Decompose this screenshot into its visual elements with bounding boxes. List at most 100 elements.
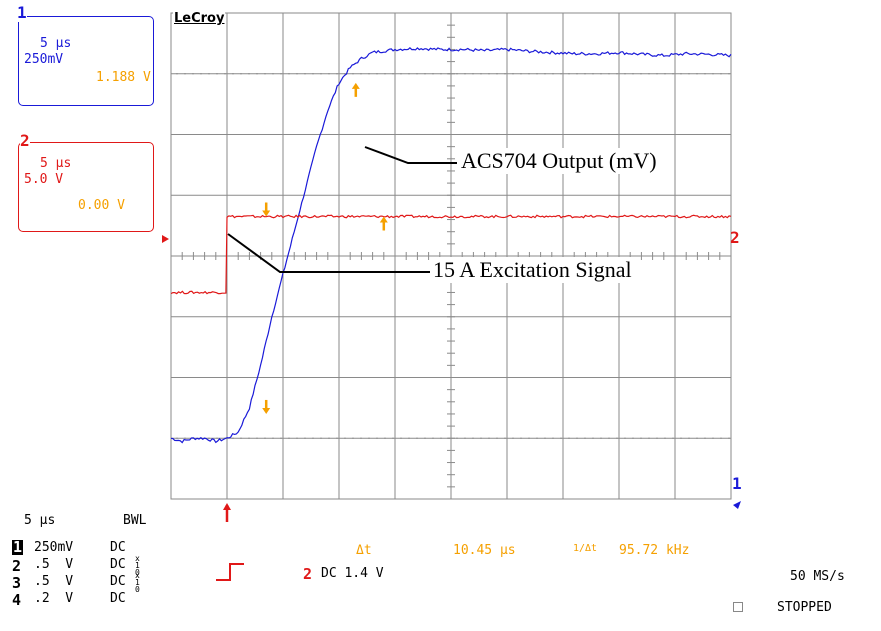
reference-dot: [568, 73, 570, 75]
reference-dot: [272, 73, 274, 75]
output-leader-line: [364, 146, 457, 164]
reference-dot: [448, 73, 450, 75]
reference-dot: [232, 73, 234, 75]
reference-dot: [696, 437, 698, 439]
reference-dot: [424, 437, 426, 439]
reference-dot: [512, 73, 514, 75]
reference-dot: [688, 73, 690, 75]
reference-dot: [648, 73, 650, 75]
reference-dot: [216, 437, 218, 439]
reference-dot: [720, 437, 722, 439]
trigger-position-arrow: [223, 503, 231, 522]
bwl-indicator: BWL: [123, 513, 147, 528]
reference-dot: [600, 437, 602, 439]
channel-2-box[interactable]: [18, 142, 154, 232]
reference-dot: [456, 73, 458, 75]
reference-dot: [456, 437, 458, 439]
reference-dot: [536, 437, 538, 439]
channel-row-4-scale: .2 V: [34, 591, 74, 606]
reference-dot: [448, 437, 450, 439]
reference-dot: [536, 73, 538, 75]
reference-dot: [408, 437, 410, 439]
reference-dot: [544, 437, 546, 439]
reference-dot: [672, 73, 674, 75]
reference-dot: [248, 73, 250, 75]
reference-dot: [488, 437, 490, 439]
ch1-cursor-value: 1.188 V: [96, 70, 151, 85]
reference-dot: [696, 73, 698, 75]
excitation-signal-label: 15 A Excitation Signal: [433, 257, 632, 283]
reference-dot: [304, 437, 306, 439]
delta-t-label: Δt: [356, 543, 372, 558]
reference-dot: [352, 437, 354, 439]
reference-dot: [616, 73, 618, 75]
inverse-delta-t-label: 1/Δt: [573, 543, 598, 554]
reference-dot: [656, 437, 658, 439]
reference-dot: [256, 73, 258, 75]
channel-row-4-number[interactable]: 4: [12, 591, 22, 609]
channel-1-box[interactable]: [18, 16, 154, 106]
reference-dot: [592, 73, 594, 75]
reference-dot: [464, 437, 466, 439]
reference-dot: [568, 437, 570, 439]
reference-dot: [352, 73, 354, 75]
reference-dot: [496, 73, 498, 75]
reference-dot: [480, 437, 482, 439]
ch1-trace: [170, 46, 732, 444]
reference-dot: [176, 73, 178, 75]
reference-dot: [208, 73, 210, 75]
channel-row-3-coupling: DC: [110, 574, 126, 589]
trigger-channel: 2: [303, 565, 313, 583]
reference-dot: [472, 73, 474, 75]
lecroy-logo: LeCroy: [173, 11, 226, 26]
reference-dot: [184, 73, 186, 75]
reference-dot: [576, 437, 578, 439]
channel-row-2-number[interactable]: 2: [12, 557, 22, 575]
reference-dot: [336, 437, 338, 439]
reference-dot: [328, 437, 330, 439]
channel-row-1-number[interactable]: 1: [12, 538, 24, 556]
reference-dot: [528, 73, 530, 75]
reference-dot: [416, 437, 418, 439]
reference-dot: [704, 73, 706, 75]
reference-dot: [280, 437, 282, 439]
reference-dot: [632, 73, 634, 75]
reference-dot: [304, 73, 306, 75]
reference-dot: [576, 73, 578, 75]
reference-dot: [664, 437, 666, 439]
acquisition-status: STOPPED: [777, 600, 832, 615]
reference-dot: [240, 73, 242, 75]
reference-dot: [520, 437, 522, 439]
trigger-level-marker: [162, 235, 169, 243]
reference-dot: [272, 437, 274, 439]
reference-dot: [480, 73, 482, 75]
cursor-down-arrow: [262, 202, 271, 217]
reference-dot: [712, 437, 714, 439]
reference-dot: [360, 437, 362, 439]
ch1-edge-arrow: [733, 501, 741, 509]
reference-dot: [704, 437, 706, 439]
channel-row-4-coupling: DC: [110, 591, 126, 606]
ch2-cursor-value: 0.00 V: [78, 198, 125, 213]
reference-dot: [464, 73, 466, 75]
channel-2-number: 2: [20, 131, 30, 150]
reference-dot: [416, 73, 418, 75]
reference-dot: [656, 73, 658, 75]
reference-dot: [400, 437, 402, 439]
ch1-timebase: 5 μs: [40, 36, 72, 51]
sample-rate: 50 MS/s: [790, 569, 845, 584]
reference-dot: [384, 437, 386, 439]
channel-row-2-scale: .5 V: [34, 557, 74, 572]
reference-dot: [616, 437, 618, 439]
reference-dot: [192, 73, 194, 75]
reference-dot: [552, 437, 554, 439]
channel-row-2-probe: x10: [135, 554, 140, 577]
ch2-timebase: 5 μs: [40, 156, 72, 171]
cursor-up-arrow: [379, 216, 388, 231]
reference-dot: [552, 73, 554, 75]
channel-row-3-number[interactable]: 3: [12, 574, 22, 592]
reference-dot: [344, 73, 346, 75]
reference-dot: [712, 73, 714, 75]
reference-dot: [200, 73, 202, 75]
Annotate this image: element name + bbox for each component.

- _Task description_:
Please retype all of the entries above line for line, leaving out the pictures.

- _Reply_:
Decompose this screenshot into its visual elements with bounding boxes. List at most 100 elements.
reference-dot: [568, 73, 570, 75]
reference-dot: [272, 73, 274, 75]
output-leader-line: [364, 146, 457, 164]
reference-dot: [448, 73, 450, 75]
reference-dot: [232, 73, 234, 75]
reference-dot: [696, 437, 698, 439]
reference-dot: [424, 437, 426, 439]
reference-dot: [512, 73, 514, 75]
reference-dot: [688, 73, 690, 75]
reference-dot: [648, 73, 650, 75]
reference-dot: [216, 437, 218, 439]
reference-dot: [720, 437, 722, 439]
trigger-position-arrow: [223, 503, 231, 522]
bwl-indicator: BWL: [123, 513, 147, 528]
reference-dot: [600, 437, 602, 439]
channel-2-box[interactable]: [18, 142, 154, 232]
reference-dot: [456, 73, 458, 75]
reference-dot: [456, 437, 458, 439]
reference-dot: [536, 437, 538, 439]
channel-row-4-scale: .2 V: [34, 591, 74, 606]
reference-dot: [448, 437, 450, 439]
reference-dot: [536, 73, 538, 75]
reference-dot: [408, 437, 410, 439]
reference-dot: [544, 437, 546, 439]
reference-dot: [672, 73, 674, 75]
reference-dot: [248, 73, 250, 75]
reference-dot: [488, 437, 490, 439]
ch1-cursor-value: 1.188 V: [96, 70, 151, 85]
reference-dot: [696, 73, 698, 75]
excitation-signal-label: 15 A Excitation Signal: [433, 257, 632, 283]
reference-dot: [304, 437, 306, 439]
delta-t-label: Δt: [356, 543, 372, 558]
reference-dot: [352, 437, 354, 439]
reference-dot: [616, 73, 618, 75]
inverse-delta-t-label: 1/Δt: [573, 543, 598, 554]
reference-dot: [656, 437, 658, 439]
reference-dot: [256, 73, 258, 75]
channel-row-4-number[interactable]: 4: [12, 591, 22, 609]
channel-1-box[interactable]: [18, 16, 154, 106]
reference-dot: [592, 73, 594, 75]
reference-dot: [464, 437, 466, 439]
reference-dot: [568, 437, 570, 439]
reference-dot: [352, 73, 354, 75]
reference-dot: [496, 73, 498, 75]
reference-dot: [480, 437, 482, 439]
ch1-trace: [170, 46, 732, 444]
reference-dot: [176, 73, 178, 75]
reference-dot: [208, 73, 210, 75]
channel-row-3-coupling: DC: [110, 574, 126, 589]
trigger-channel: 2: [303, 565, 313, 583]
reference-dot: [472, 73, 474, 75]
lecroy-logo: LeCroy: [173, 11, 226, 26]
reference-dot: [184, 73, 186, 75]
reference-dot: [576, 437, 578, 439]
channel-row-2-number[interactable]: 2: [12, 557, 22, 575]
reference-dot: [336, 437, 338, 439]
reference-dot: [328, 437, 330, 439]
channel-row-1-number[interactable]: 1: [12, 538, 24, 556]
reference-dot: [528, 73, 530, 75]
reference-dot: [416, 437, 418, 439]
reference-dot: [704, 73, 706, 75]
reference-dot: [280, 437, 282, 439]
reference-dot: [632, 73, 634, 75]
reference-dot: [304, 73, 306, 75]
reference-dot: [576, 73, 578, 75]
reference-dot: [664, 437, 666, 439]
acquisition-status: STOPPED: [777, 600, 832, 615]
reference-dot: [240, 73, 242, 75]
reference-dot: [520, 437, 522, 439]
trigger-level-marker: [162, 235, 169, 243]
reference-dot: [272, 437, 274, 439]
reference-dot: [480, 73, 482, 75]
cursor-down-arrow: [262, 202, 271, 217]
reference-dot: [712, 437, 714, 439]
reference-dot: [360, 437, 362, 439]
ch1-edge-arrow: [733, 501, 741, 509]
reference-dot: [704, 437, 706, 439]
channel-row-4-coupling: DC: [110, 591, 126, 606]
ch2-cursor-value: 0.00 V: [78, 198, 125, 213]
reference-dot: [464, 73, 466, 75]
channel-2-number: 2: [20, 131, 30, 150]
reference-dot: [416, 73, 418, 75]
reference-dot: [656, 73, 658, 75]
reference-dot: [400, 437, 402, 439]
ch1-timebase: 5 μs: [40, 36, 72, 51]
sample-rate: 50 MS/s: [790, 569, 845, 584]
reference-dot: [384, 437, 386, 439]
channel-row-2-scale: .5 V: [34, 557, 74, 572]
reference-dot: [616, 437, 618, 439]
reference-dot: [192, 73, 194, 75]
reference-dot: [552, 437, 554, 439]
channel-row-2-probe: x10: [135, 554, 140, 577]
ch2-timebase: 5 μs: [40, 156, 72, 171]
cursor-up-arrow: [379, 216, 388, 231]
reference-dot: [552, 73, 554, 75]
channel-row-3-number[interactable]: 3: [12, 574, 22, 592]
reference-dot: [344, 73, 346, 75]
reference-dot: [712, 73, 714, 75]
reference-dot: [200, 73, 202, 75]
Annotate this image: element name + bbox for each component.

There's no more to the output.